Pictures stay out of your copy, but everything else in the records below must be repeated exactly.
## begin ENTRIES
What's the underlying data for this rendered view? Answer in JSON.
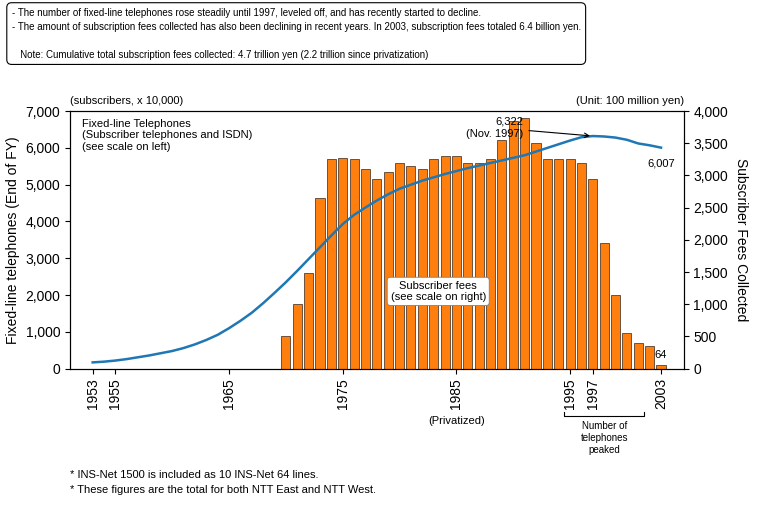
{
  "chart_data": {
    "type": "combo",
    "x": [
      1953,
      1954,
      1955,
      1956,
      1957,
      1958,
      1959,
      1960,
      1961,
      1962,
      1963,
      1964,
      1965,
      1966,
      1967,
      1968,
      1969,
      1970,
      1971,
      1972,
      1973,
      1974,
      1975,
      1976,
      1977,
      1978,
      1979,
      1980,
      1981,
      1982,
      1983,
      1984,
      1985,
      1986,
      1987,
      1988,
      1989,
      1990,
      1991,
      1992,
      1993,
      1994,
      1995,
      1996,
      1997,
      1998,
      1999,
      2000,
      2001,
      2002,
      2003
    ],
    "xlim": [
      1951,
      2005
    ],
    "xticks": [
      1953,
      1955,
      1965,
      1975,
      1985,
      1995,
      1997,
      2003
    ],
    "ylim": [
      0,
      7000
    ],
    "yticks": [
      0,
      {
        "value": 1000,
        "label": "1,000"
      },
      {
        "value": 2000,
        "label": "2,000"
      },
      {
        "value": 3000,
        "label": "3,000"
      },
      {
        "value": 4000,
        "label": "4,000"
      },
      {
        "value": 5000,
        "label": "5,000"
      },
      {
        "value": 6000,
        "label": "6,000"
      },
      {
        "value": 7000,
        "label": "7,000"
      }
    ],
    "y2lim": [
      0,
      4000
    ],
    "y2ticks": [
      0,
      500,
      {
        "value": 1000,
        "label": "1,000"
      },
      {
        "value": 1500,
        "label": "1,500"
      },
      {
        "value": 2000,
        "label": "2,000"
      },
      {
        "value": 2500,
        "label": "2,500"
      },
      {
        "value": 3000,
        "label": "3,000"
      },
      {
        "value": 3500,
        "label": "3,500"
      },
      {
        "value": 4000,
        "label": "4,000"
      }
    ],
    "ylabel": "Fixed-line telephones (End of FY)",
    "y2label": "Subscriber Fees Collected",
    "y_units": "(subscribers, x 10,000)",
    "y2_units": "(Unit: 100 million yen)",
    "grid": false,
    "series": [
      {
        "type": "line",
        "values": [
          170,
          190,
          220,
          260,
          310,
          360,
          420,
          480,
          560,
          660,
          780,
          920,
          1100,
          1300,
          1520,
          1780,
          2060,
          2350,
          2660,
          2980,
          3300,
          3620,
          3930,
          4180,
          4380,
          4570,
          4740,
          4890,
          5000,
          5110,
          5200,
          5290,
          5370,
          5450,
          5520,
          5590,
          5660,
          5730,
          5800,
          5900,
          6000,
          6100,
          6200,
          6290,
          6322,
          6310,
          6280,
          6220,
          6120,
          6070,
          6007
        ],
        "value_labels": [
          null,
          null,
          null,
          null,
          null,
          null,
          null,
          null,
          null,
          null,
          null,
          null,
          null,
          null,
          null,
          null,
          null,
          null,
          null,
          null,
          null,
          null,
          null,
          null,
          null,
          null,
          null,
          null,
          null,
          null,
          null,
          null,
          null,
          null,
          null,
          null,
          null,
          null,
          null,
          null,
          null,
          null,
          null,
          null,
          "6,322\n(Nov. 1997)",
          null,
          null,
          null,
          null,
          null,
          "6,007"
        ]
      },
      {
        "type": "bar",
        "axis": "y2",
        "values": [
          null,
          null,
          null,
          null,
          null,
          null,
          null,
          null,
          null,
          null,
          null,
          null,
          null,
          null,
          null,
          null,
          null,
          500,
          1000,
          1480,
          2650,
          3250,
          3270,
          3250,
          3100,
          2950,
          3050,
          3200,
          3150,
          3100,
          3250,
          3300,
          3300,
          3200,
          3200,
          3250,
          3550,
          3850,
          3900,
          3500,
          3250,
          3250,
          3250,
          3200,
          2950,
          1950,
          1150,
          550,
          400,
          350,
          64
        ],
        "value_labels": [
          null,
          null,
          null,
          null,
          null,
          null,
          null,
          null,
          null,
          null,
          null,
          null,
          null,
          null,
          null,
          null,
          null,
          null,
          null,
          null,
          null,
          null,
          null,
          null,
          null,
          null,
          null,
          null,
          null,
          null,
          null,
          null,
          null,
          null,
          null,
          null,
          null,
          null,
          null,
          null,
          null,
          null,
          null,
          null,
          null,
          null,
          null,
          null,
          null,
          null,
          "64"
        ]
      }
    ],
    "annotations": [
      {
        "text": "Fixed-line Telephones\n(Subscriber telephones and ISDN)\n(see scale on left)"
      },
      {
        "text": "Subscriber fees\n(see scale on right)"
      },
      {
        "text": "(Privatized)",
        "x": 1985
      },
      {
        "text": "Number of\ntelephones\npeaked",
        "x": [
          1994.5,
          2001.5
        ]
      }
    ],
    "note": "- The number of fixed-line telephones rose steadily until 1997, leveled off, and has recently started to decline.\n- The amount of subscription fees collected has also been declining in recent years. In 2003, subscription fees totaled 6.4 billion yen.\n\n   Note: Cumulative total subscription fees collected: 4.7 trillion yen (2.2 trillion since privatization)",
    "footnotes": [
      "* INS-Net 1500 is included as 10 INS-Net 64 lines.",
      "* These figures are the total for both NTT East and NTT West."
    ]
  }
}
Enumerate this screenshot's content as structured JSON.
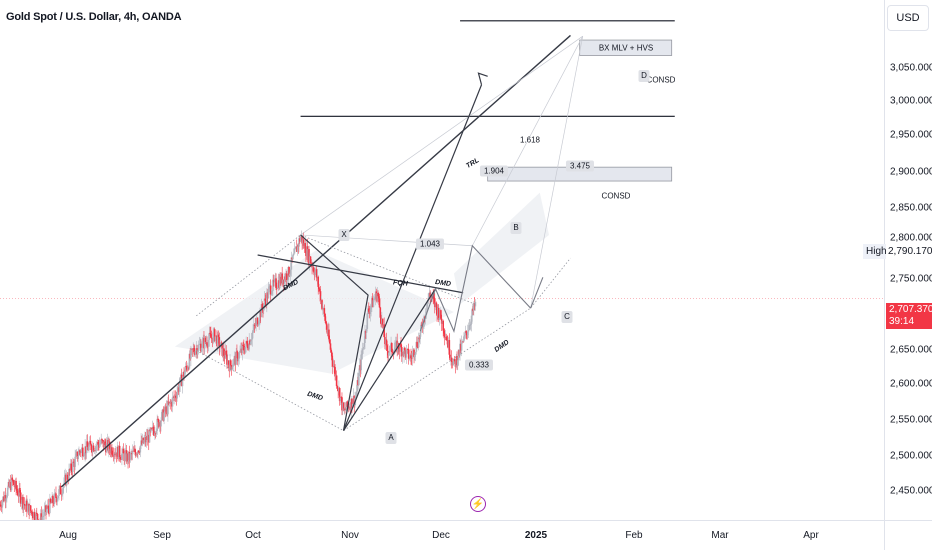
## end ENTRIES
EXERCISE RESULT =
What's the underlying data for this rendered view? Answer in JSON.
{
  "chart_data": {
    "type": "combo",
    "x": [
      1953,
      1954,
      1955,
      1956,
      1957,
      1958,
      1959,
      1960,
      1961,
      1962,
      1963,
      1964,
      1965,
      1966,
      1967,
      1968,
      1969,
      1970,
      1971,
      1972,
      1973,
      1974,
      1975,
      1976,
      1977,
      1978,
      1979,
      1980,
      1981,
      1982,
      1983,
      1984,
      1985,
      1986,
      1987,
      1988,
      1989,
      1990,
      1991,
      1992,
      1993,
      1994,
      1995,
      1996,
      1997,
      1998,
      1999,
      2000,
      2001,
      2002,
      2003
    ],
    "xlim": [
      1951,
      2005
    ],
    "xticks": [
      1953,
      1955,
      1965,
      1975,
      1985,
      1995,
      1997,
      2003
    ],
    "ylim": [
      0,
      7000
    ],
    "yticks": [
      0,
      {
        "value": 1000,
        "label": "1,000"
      },
      {
        "value": 2000,
        "label": "2,000"
      },
      {
        "value": 3000,
        "label": "3,000"
      },
      {
        "value": 4000,
        "label": "4,000"
      },
      {
        "value": 5000,
        "label": "5,000"
      },
      {
        "value": 6000,
        "label": "6,000"
      },
      {
        "value": 7000,
        "label": "7,000"
      }
    ],
    "y2lim": [
      0,
      4000
    ],
    "y2ticks": [
      0,
      500,
      {
        "value": 1000,
        "label": "1,000"
      },
      {
        "value": 1500,
        "label": "1,500"
      },
      {
        "value": 2000,
        "label": "2,000"
      },
      {
        "value": 2500,
        "label": "2,500"
      },
      {
        "value": 3000,
        "label": "3,000"
      },
      {
        "value": 3500,
        "label": "3,500"
      },
      {
        "value": 4000,
        "label": "4,000"
      }
    ],
    "ylabel": "Fixed-line telephones (End of FY)",
    "y2label": "Subscriber Fees Collected",
    "y_units": "(subscribers, x 10,000)",
    "y2_units": "(Unit: 100 million yen)",
    "grid": false,
    "series": [
      {
        "type": "line",
        "values": [
          170,
          190,
          220,
          260,
          310,
          360,
          420,
          480,
          560,
          660,
          780,
          920,
          1100,
          1300,
          1520,
          1780,
          2060,
          2350,
          2660,
          2980,
          3300,
          3620,
          3930,
          4180,
          4380,
          4570,
          4740,
          4890,
          5000,
          5110,
          5200,
          5290,
          5370,
          5450,
          5520,
          5590,
          5660,
          5730,
          5800,
          5900,
          6000,
          6100,
          6200,
          6290,
          6322,
          6310,
          6280,
          6220,
          6120,
          6070,
          6007
        ],
        "value_labels": [
          null,
          null,
          null,
          null,
          null,
          null,
          null,
          null,
          null,
          null,
          null,
          null,
          null,
          null,
          null,
          null,
          null,
          null,
          null,
          null,
          null,
          null,
          null,
          null,
          null,
          null,
          null,
          null,
          null,
          null,
          null,
          null,
          null,
          null,
          null,
          null,
          null,
          null,
          null,
          null,
          null,
          null,
          null,
          null,
          "6,322\n(Nov. 1997)",
          null,
          null,
          null,
          null,
          null,
          "6,007"
        ]
      },
      {
        "type": "bar",
        "axis": "y2",
        "values": [
          null,
          null,
          null,
          null,
          null,
          null,
          null,
          null,
          null,
          null,
          null,
          null,
          null,
          null,
          null,
          null,
          null,
          500,
          1000,
          1480,
          2650,
          3250,
          3270,
          3250,
          3100,
          2950,
          3050,
          3200,
          3150,
          3100,
          3250,
          3300,
          3300,
          3200,
          3200,
          3250,
          3550,
          3850,
          3900,
          3500,
          3250,
          3250,
          3250,
          3200,
          2950,
          1950,
          1150,
          550,
          400,
          350,
          64
        ],
        "value_labels": [
          null,
          null,
          null,
          null,
          null,
          null,
          null,
          null,
          null,
          null,
          null,
          null,
          null,
          null,
          null,
          null,
          null,
          null,
          null,
          null,
          null,
          null,
          null,
          null,
          null,
          null,
          null,
          null,
          null,
          null,
          null,
          null,
          null,
          null,
          null,
          null,
          null,
          null,
          null,
          null,
          null,
          null,
          null,
          null,
          null,
          null,
          null,
          null,
          null,
          null,
          "64"
        ]
      }
    ],
    "annotations": [
      {
        "text": "Fixed-line Telephones\n(Subscriber telephones and ISDN)\n(see scale on left)"
      },
      {
        "text": "Subscriber fees\n(see scale on right)"
      },
      {
        "text": "(Privatized)",
        "x": 1985
      },
      {
        "text": "Number of\ntelephones\npeaked",
        "x": [
          1994.5,
          2001.5
        ]
      }
    ],
    "note": "- The number of fixed-line telephones rose steadily until 1997, leveled off, and has recently started to decline.\n- The amount of subscription fees collected has also been declining in recent years. In 2003, subscription fees totaled 6.4 billion yen.\n\n   Note: Cumulative total subscription fees collected: 4.7 trillion yen (2.2 trillion since privatization)",
    "footnotes": [
      "* INS-Net 1500 is included as 10 INS-Net 64 lines.",
      "* These figures are the total for both NTT East and NTT West."
    ]
  }
}
Enumerate this screenshot's content as structured JSON.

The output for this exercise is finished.